[Exercise instructions]:
Output every record word for word.

————————

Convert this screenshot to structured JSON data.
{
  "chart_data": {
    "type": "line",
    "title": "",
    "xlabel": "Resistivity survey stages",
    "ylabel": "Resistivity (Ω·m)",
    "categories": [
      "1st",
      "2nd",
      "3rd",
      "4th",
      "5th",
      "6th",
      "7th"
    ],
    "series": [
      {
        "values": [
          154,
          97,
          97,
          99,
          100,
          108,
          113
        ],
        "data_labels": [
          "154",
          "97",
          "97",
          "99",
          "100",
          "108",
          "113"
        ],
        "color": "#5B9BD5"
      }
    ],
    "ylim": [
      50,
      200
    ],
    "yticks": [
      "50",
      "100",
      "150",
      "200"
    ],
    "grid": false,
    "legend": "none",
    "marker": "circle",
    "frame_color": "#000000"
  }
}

————————

[Written answer]:
Convert this screenshot to structured JSON data.
{
  "chart_data": {
    "type": "line",
    "title": "",
    "xlabel": "Resistivity survey stages",
    "ylabel": "Resistivity (Ω·m)",
    "categories": [
      "1st",
      "2nd",
      "3rd",
      "4th",
      "5th",
      "6th",
      "7th"
    ],
    "series": [
      {
        "values": [
          154,
          97,
          97,
          99,
          100,
          108,
          113
        ],
        "data_labels": [
          "154",
          "97",
          "97",
          "99",
          "100",
          "108",
          "113"
        ],
        "color": "#5B9BD5"
      }
    ],
    "ylim": [
      50,
      200
    ],
    "yticks": [
      "50",
      "100",
      "150",
      "200"
    ],
    "grid": false,
    "legend": "none",
    "marker": "circle",
    "frame_color": "#000000"
  }
}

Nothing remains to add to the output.